▶ _Task goal_: Using the records provided below, locate and copy each line that contains the word "close".

▶ _Items_:
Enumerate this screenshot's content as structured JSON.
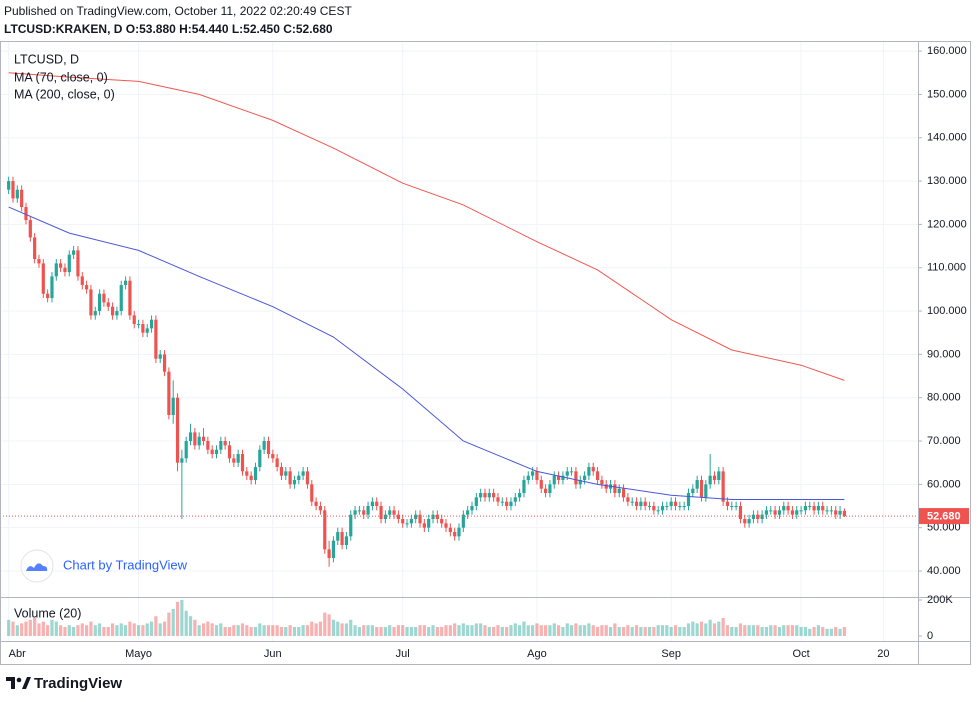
{
  "chart_data": {
    "type": "candlestick",
    "title": "Published on TradingView.com, October 11, 2022 02:20:49 CEST",
    "subtitle": "LTCUSD:KRAKEN, D  O:53.880 H:54.440 L:52.450 C:52.680",
    "symbol_label": "LTCUSD, D",
    "credit": "Chart by TradingView",
    "brand": "TradingView",
    "up_color": "#26a69a",
    "down_color": "#ef5350",
    "grid": true,
    "xlim": [
      -2,
      210
    ],
    "xticks": [
      {
        "value": 0,
        "label": "Abr"
      },
      {
        "value": 30,
        "label": "Mayo"
      },
      {
        "value": 61,
        "label": "Jun"
      },
      {
        "value": 91,
        "label": "Jul"
      },
      {
        "value": 122,
        "label": "Ago"
      },
      {
        "value": 153,
        "label": "Sep"
      },
      {
        "value": 183,
        "label": "Oct"
      },
      {
        "value": 202,
        "label": "20"
      }
    ],
    "ylim": [
      34,
      162.1
    ],
    "yticks": [
      {
        "value": 40,
        "label": "40.000"
      },
      {
        "value": 50,
        "label": "50.000"
      },
      {
        "value": 60,
        "label": "60.000"
      },
      {
        "value": 70,
        "label": "70.000"
      },
      {
        "value": 80,
        "label": "80.000"
      },
      {
        "value": 90,
        "label": "90.000"
      },
      {
        "value": 100,
        "label": "100.000"
      },
      {
        "value": 110,
        "label": "110.000"
      },
      {
        "value": 120,
        "label": "120.000"
      },
      {
        "value": 130,
        "label": "130.000"
      },
      {
        "value": 140,
        "label": "140.000"
      },
      {
        "value": 150,
        "label": "150.000"
      },
      {
        "value": 160,
        "label": "160.000"
      }
    ],
    "open": [
      128,
      130,
      126,
      128,
      124,
      121,
      117,
      112,
      111,
      104,
      103,
      108,
      111,
      110,
      109,
      113,
      114,
      108,
      106,
      105,
      99,
      100,
      104,
      102,
      101,
      99,
      100,
      106,
      107,
      99,
      97,
      97,
      95,
      96,
      98,
      89,
      90,
      86,
      76,
      80,
      65,
      66,
      70,
      72,
      69,
      71,
      70,
      68,
      67,
      68,
      70,
      69,
      66,
      65,
      67,
      63,
      62,
      61,
      64,
      68,
      70,
      67,
      66,
      64,
      62,
      63,
      60,
      61,
      62,
      63,
      60,
      56,
      55,
      54,
      45,
      43,
      47,
      49,
      46,
      48,
      53,
      54,
      54,
      53,
      55,
      56,
      55,
      52,
      53,
      54,
      53,
      52,
      51,
      51,
      52,
      53,
      51,
      50,
      52,
      53,
      52,
      51,
      50,
      49,
      48,
      50,
      53,
      54,
      55,
      57,
      58,
      57,
      58,
      57,
      56,
      56,
      55,
      56,
      57,
      58,
      61,
      62,
      63,
      61,
      59,
      58,
      60,
      62,
      61,
      62,
      63,
      63,
      60,
      61,
      62,
      64,
      63,
      61,
      60,
      59,
      60,
      58,
      59,
      57,
      56,
      56,
      55,
      56,
      55,
      55,
      54,
      54,
      55,
      55,
      56,
      55,
      55,
      55,
      58,
      59,
      61,
      57,
      60,
      62,
      61,
      63,
      56,
      55,
      55,
      55,
      52,
      51,
      52,
      53,
      52,
      53,
      54,
      54,
      53,
      54,
      55,
      54,
      53,
      54,
      54,
      55,
      55,
      54,
      55,
      54,
      54,
      54,
      53,
      53.88
    ],
    "high": [
      131,
      131,
      129,
      129,
      125,
      122,
      118,
      113,
      112,
      105,
      109,
      112,
      112,
      111,
      114,
      115,
      115,
      109,
      107,
      106,
      101,
      105,
      105,
      103,
      102,
      101,
      107,
      108,
      108,
      100,
      98,
      98,
      97,
      99,
      99,
      91,
      91,
      87,
      84,
      81,
      68,
      71,
      74,
      73,
      72,
      73,
      71,
      69,
      69,
      71,
      71,
      70,
      67,
      68,
      68,
      64,
      63,
      65,
      69,
      71,
      71,
      68,
      67,
      65,
      64,
      64,
      62,
      63,
      64,
      64,
      61,
      57,
      56,
      55,
      47,
      48,
      50,
      50,
      49,
      54,
      55,
      55,
      55,
      56,
      57,
      57,
      56,
      54,
      55,
      55,
      54,
      53,
      52,
      53,
      54,
      54,
      52,
      53,
      54,
      54,
      53,
      52,
      51,
      50,
      51,
      54,
      55,
      56,
      58,
      59,
      59,
      59,
      59,
      58,
      57,
      57,
      57,
      58,
      59,
      62,
      63,
      64,
      64,
      62,
      60,
      61,
      63,
      63,
      63,
      64,
      64,
      64,
      62,
      63,
      65,
      65,
      64,
      62,
      61,
      61,
      61,
      60,
      60,
      58,
      57,
      57,
      57,
      57,
      56,
      56,
      55,
      56,
      56,
      57,
      57,
      56,
      56,
      59,
      60,
      62,
      62,
      61,
      67,
      63,
      64,
      64,
      57,
      56,
      56,
      56,
      53,
      53,
      54,
      54,
      54,
      55,
      55,
      55,
      55,
      56,
      56,
      55,
      55,
      55,
      56,
      56,
      56,
      56,
      56,
      55,
      55,
      55,
      55,
      54.44
    ],
    "low": [
      127,
      125,
      125,
      123,
      120,
      116,
      111,
      110,
      103,
      102,
      102,
      107,
      109,
      108,
      108,
      112,
      107,
      105,
      104,
      98,
      98,
      99,
      101,
      100,
      98,
      98,
      99,
      105,
      98,
      96,
      96,
      94,
      94,
      95,
      88,
      88,
      85,
      75,
      74,
      63,
      52,
      65,
      69,
      68,
      68,
      69,
      67,
      66,
      66,
      67,
      68,
      65,
      64,
      64,
      62,
      61,
      60,
      60,
      63,
      67,
      66,
      65,
      63,
      61,
      61,
      59,
      59,
      60,
      61,
      59,
      55,
      54,
      53,
      44,
      41,
      42,
      46,
      45,
      45,
      47,
      52,
      53,
      52,
      52,
      54,
      54,
      51,
      51,
      52,
      52,
      51,
      50,
      50,
      50,
      51,
      50,
      49,
      49,
      51,
      51,
      50,
      49,
      48,
      47,
      47,
      49,
      52,
      53,
      54,
      56,
      56,
      56,
      56,
      55,
      55,
      54,
      54,
      55,
      56,
      57,
      60,
      61,
      60,
      58,
      57,
      57,
      59,
      60,
      60,
      61,
      62,
      59,
      59,
      60,
      61,
      62,
      60,
      59,
      58,
      58,
      57,
      57,
      56,
      55,
      55,
      54,
      54,
      54,
      54,
      53,
      53,
      53,
      54,
      54,
      54,
      54,
      54,
      54,
      57,
      58,
      56,
      56,
      59,
      60,
      60,
      55,
      54,
      54,
      54,
      51,
      50,
      50,
      51,
      51,
      51,
      52,
      53,
      52,
      52,
      53,
      53,
      52,
      52,
      53,
      53,
      54,
      53,
      53,
      53,
      53,
      53,
      52,
      52,
      52.45
    ],
    "close": [
      130,
      126,
      128,
      124,
      121,
      117,
      112,
      111,
      104,
      103,
      108,
      111,
      110,
      109,
      113,
      114,
      108,
      106,
      105,
      99,
      100,
      104,
      102,
      101,
      99,
      100,
      106,
      107,
      99,
      97,
      97,
      95,
      96,
      98,
      89,
      90,
      86,
      76,
      80,
      65,
      66,
      70,
      72,
      69,
      71,
      70,
      68,
      67,
      68,
      70,
      69,
      66,
      65,
      67,
      63,
      62,
      61,
      64,
      68,
      70,
      67,
      66,
      64,
      62,
      63,
      60,
      61,
      62,
      63,
      60,
      56,
      55,
      54,
      45,
      43,
      47,
      49,
      46,
      48,
      53,
      54,
      54,
      53,
      55,
      56,
      55,
      52,
      53,
      54,
      53,
      52,
      51,
      51,
      52,
      53,
      51,
      50,
      52,
      53,
      52,
      51,
      50,
      49,
      48,
      50,
      53,
      54,
      55,
      57,
      58,
      57,
      58,
      57,
      56,
      56,
      55,
      56,
      57,
      58,
      61,
      62,
      63,
      61,
      59,
      58,
      60,
      62,
      61,
      62,
      63,
      63,
      60,
      61,
      62,
      64,
      63,
      61,
      60,
      59,
      60,
      58,
      59,
      57,
      56,
      56,
      55,
      56,
      55,
      55,
      54,
      54,
      55,
      55,
      56,
      55,
      55,
      55,
      58,
      59,
      61,
      57,
      60,
      62,
      61,
      63,
      56,
      55,
      55,
      55,
      52,
      51,
      52,
      53,
      52,
      53,
      54,
      54,
      53,
      54,
      55,
      54,
      53,
      54,
      54,
      55,
      55,
      54,
      55,
      54,
      54,
      54,
      53,
      53.88,
      52.68
    ],
    "series": [
      {
        "name": "MA (70, close, 0)",
        "color": "#4a56d8",
        "x": [
          0,
          14,
          30,
          44,
          61,
          75,
          91,
          105,
          122,
          136,
          153,
          167,
          183,
          193
        ],
        "values": [
          124,
          118,
          114,
          108,
          101,
          94,
          82,
          70,
          63,
          60,
          57.5,
          56.5,
          56.5,
          56.5
        ]
      },
      {
        "name": "MA (200, close, 0)",
        "color": "#f0574e",
        "x": [
          0,
          14,
          30,
          44,
          61,
          75,
          91,
          105,
          122,
          136,
          153,
          167,
          183,
          193
        ],
        "values": [
          155,
          154,
          153,
          150,
          144,
          137.6,
          129.5,
          124.5,
          116,
          109.5,
          98,
          91,
          87.5,
          84
        ]
      }
    ],
    "last_price": {
      "value": 52.68,
      "label": "52.680"
    },
    "volume": {
      "name": "Volume (20)",
      "ylim": [
        0,
        200000
      ],
      "yticks": [
        0,
        {
          "value": 200000,
          "label": "200K"
        }
      ],
      "values": [
        90000,
        80000,
        60000,
        70000,
        80000,
        90000,
        100000,
        70000,
        80000,
        60000,
        90000,
        80000,
        60000,
        50000,
        60000,
        50000,
        60000,
        70000,
        60000,
        80000,
        60000,
        70000,
        50000,
        50000,
        70000,
        60000,
        70000,
        60000,
        80000,
        70000,
        60000,
        60000,
        70000,
        80000,
        110000,
        70000,
        80000,
        130000,
        150000,
        190000,
        200000,
        140000,
        110000,
        90000,
        60000,
        70000,
        80000,
        70000,
        60000,
        70000,
        50000,
        50000,
        60000,
        60000,
        70000,
        60000,
        50000,
        50000,
        70000,
        60000,
        60000,
        60000,
        60000,
        50000,
        50000,
        60000,
        50000,
        50000,
        60000,
        60000,
        80000,
        70000,
        80000,
        130000,
        120000,
        90000,
        80000,
        70000,
        70000,
        90000,
        60000,
        50000,
        60000,
        60000,
        60000,
        50000,
        50000,
        50000,
        60000,
        50000,
        60000,
        60000,
        50000,
        50000,
        50000,
        60000,
        60000,
        50000,
        60000,
        50000,
        50000,
        60000,
        60000,
        70000,
        60000,
        70000,
        60000,
        60000,
        70000,
        70000,
        60000,
        50000,
        50000,
        60000,
        50000,
        50000,
        60000,
        70000,
        60000,
        80000,
        60000,
        60000,
        70000,
        60000,
        60000,
        60000,
        70000,
        60000,
        50000,
        70000,
        60000,
        70000,
        60000,
        60000,
        70000,
        60000,
        50000,
        60000,
        60000,
        50000,
        70000,
        50000,
        50000,
        60000,
        50000,
        60000,
        50000,
        50000,
        50000,
        50000,
        60000,
        60000,
        60000,
        50000,
        60000,
        50000,
        50000,
        70000,
        80000,
        70000,
        80000,
        70000,
        90000,
        70000,
        80000,
        100000,
        60000,
        50000,
        50000,
        70000,
        60000,
        60000,
        60000,
        60000,
        50000,
        50000,
        60000,
        60000,
        50000,
        60000,
        60000,
        60000,
        60000,
        50000,
        50000,
        40000,
        50000,
        60000,
        50000,
        40000,
        40000,
        50000,
        40000,
        50000
      ]
    }
  }
}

▶ _In response_:
    "close": [
        "name": "MA (70, close, 0)",
        "name": "MA (200, close, 0)",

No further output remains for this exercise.